Exercise: Each line containing the word "title" should be found and copied.
┌────────
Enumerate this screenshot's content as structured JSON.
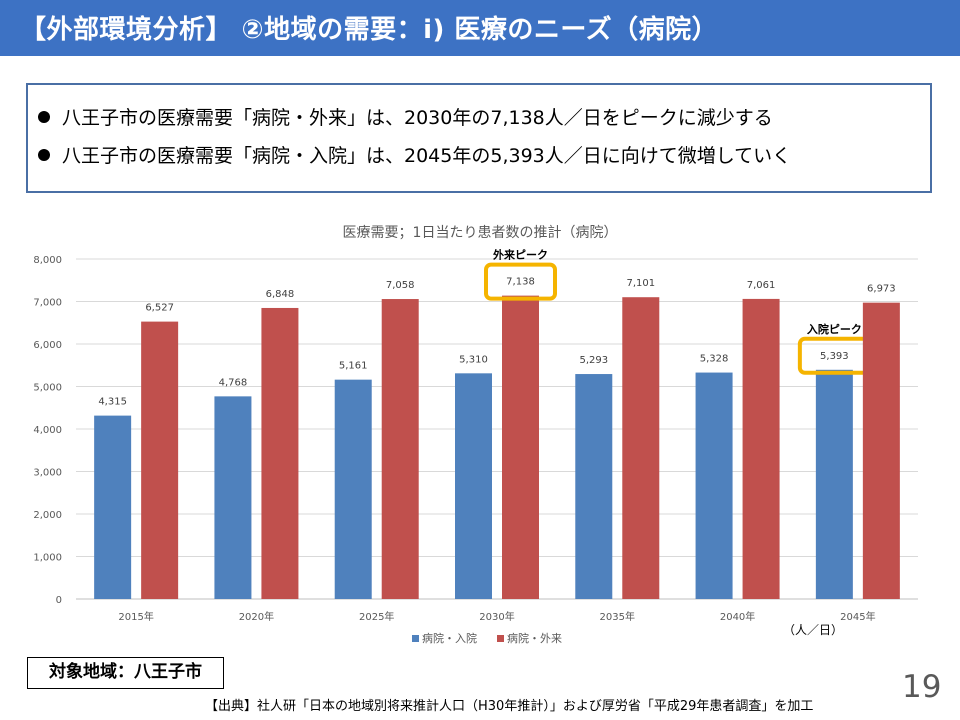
{
  "header": {
    "title": "【外部環境分析】 ②地域の需要：i) 医療のニーズ（病院）"
  },
  "bullets": [
    "八王子市の医療需要「病院・外来」は、2030年の7,138人／日をピークに減少する",
    "八王子市の医療需要「病院・入院」は、2045年の5,393人／日に向けて微増していく"
  ],
  "chart_data": {
    "type": "bar",
    "title": "医療需要；1日当たり患者数の推計（病院）",
    "categories": [
      "2015年",
      "2020年",
      "2025年",
      "2030年",
      "2035年",
      "2040年",
      "2045年"
    ],
    "series": [
      {
        "name": "病院・入院",
        "color": "#4f81bd",
        "values": [
          4315,
          4768,
          5161,
          5310,
          5293,
          5328,
          5393
        ],
        "labels": [
          "4,315",
          "4,768",
          "5,161",
          "5,310",
          "5,293",
          "5,328",
          "5,393"
        ]
      },
      {
        "name": "病院・外来",
        "color": "#c0504d",
        "values": [
          6527,
          6848,
          7058,
          7138,
          7101,
          7061,
          6973
        ],
        "labels": [
          "6,527",
          "6,848",
          "7,058",
          "7,138",
          "7,101",
          "7,061",
          "6,973"
        ]
      }
    ],
    "ylim": [
      0,
      8000
    ],
    "yticks": [
      "0",
      "1,000",
      "2,000",
      "3,000",
      "4,000",
      "5,000",
      "6,000",
      "7,000",
      "8,000"
    ],
    "grid": true,
    "legend": "bottom",
    "annotations": [
      {
        "text": "外来ピーク",
        "series": 1,
        "category": 3
      },
      {
        "text": "入院ピーク",
        "series": 0,
        "category": 6
      }
    ],
    "highlight_color": "#f5b400",
    "unit": "（人／日）"
  },
  "footer": {
    "region": "対象地域：八王子市",
    "source": "【出典】社人研「日本の地域別将来推計人口（H30年推計）」および厚労省「平成29年患者調査」を加工",
    "page_number": "19"
  }
}
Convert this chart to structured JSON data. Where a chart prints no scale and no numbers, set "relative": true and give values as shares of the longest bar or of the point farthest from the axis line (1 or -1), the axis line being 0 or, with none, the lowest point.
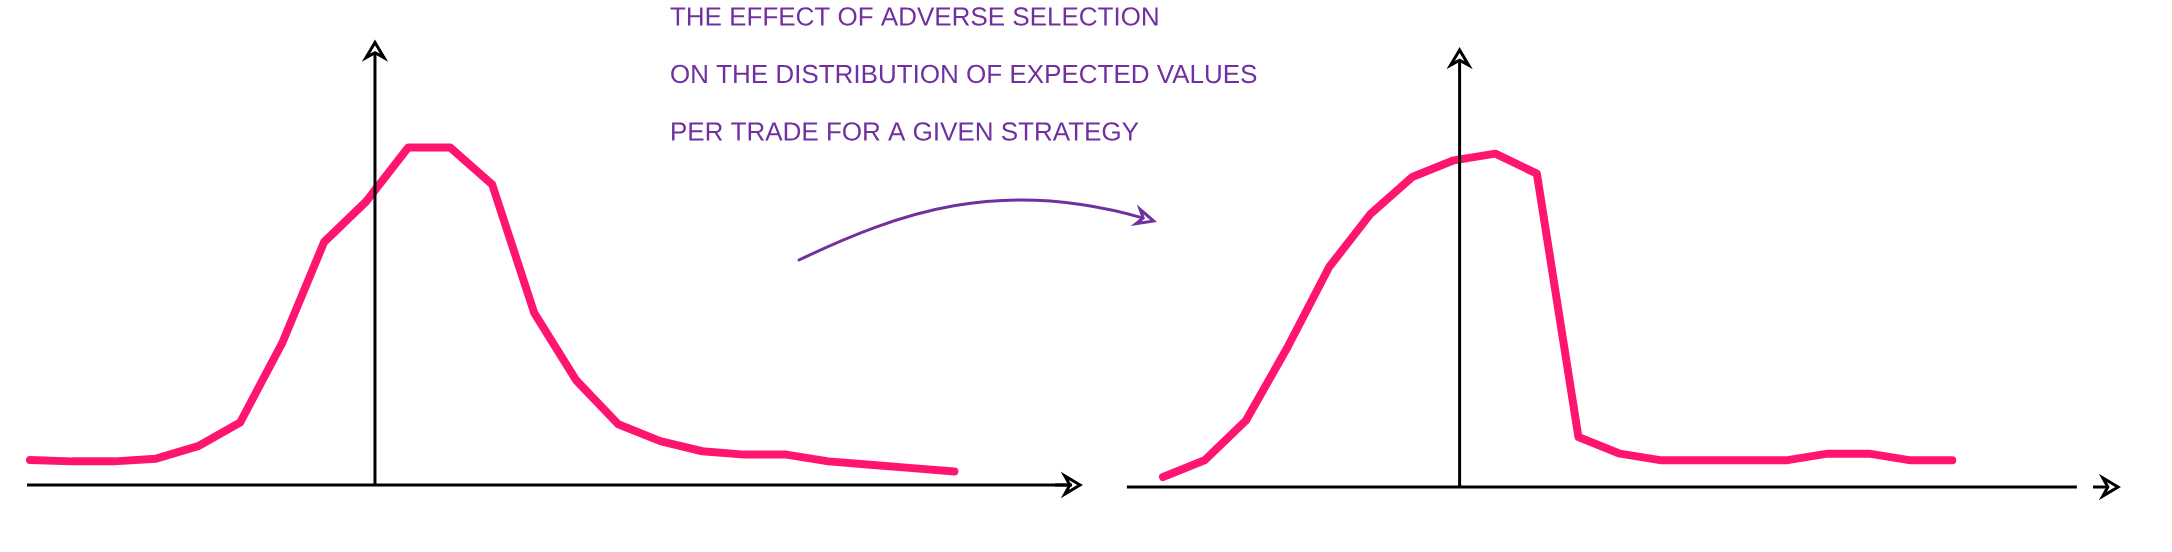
{
  "chart_data": [
    {
      "type": "line",
      "relative": true,
      "color": "#ff1470",
      "annotations": [
        "THE EFFECT OF ADVERSE SELECTION",
        "ON THE DISTRIBUTION OF EXPECTED VALUES",
        "PER TRADE FOR A GIVEN STRATEGY"
      ],
      "categories": [
        null,
        null,
        null,
        null,
        null,
        null,
        null,
        null,
        null,
        null,
        null,
        null,
        null,
        null,
        null,
        null,
        null,
        null,
        null,
        null,
        null,
        null,
        null
      ],
      "values": [
        0.074,
        0.07,
        0.07,
        0.078,
        0.115,
        0.185,
        0.42,
        0.72,
        0.84,
        1.0,
        1.0,
        0.89,
        0.51,
        0.31,
        0.18,
        0.13,
        0.1,
        0.09,
        0.09,
        0.07,
        0.06,
        0.05,
        0.04
      ]
    },
    {
      "type": "line",
      "relative": true,
      "color": "#ff1470",
      "categories": [
        null,
        null,
        null,
        null,
        null,
        null,
        null,
        null,
        null,
        null,
        null,
        null,
        null,
        null,
        null,
        null,
        null,
        null,
        null,
        null
      ],
      "values": [
        0.03,
        0.08,
        0.2,
        0.42,
        0.66,
        0.82,
        0.93,
        0.98,
        1.0,
        0.94,
        0.15,
        0.1,
        0.08,
        0.08,
        0.08,
        0.08,
        0.1,
        0.1,
        0.08,
        0.08
      ]
    }
  ]
}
└────────
Solution for this problem:
    "title": "【外部環境分析】 ②地域の需要：i) 医療のニーズ（病院）"
    "title": "医療需要；1日当たり患者数の推計（病院）",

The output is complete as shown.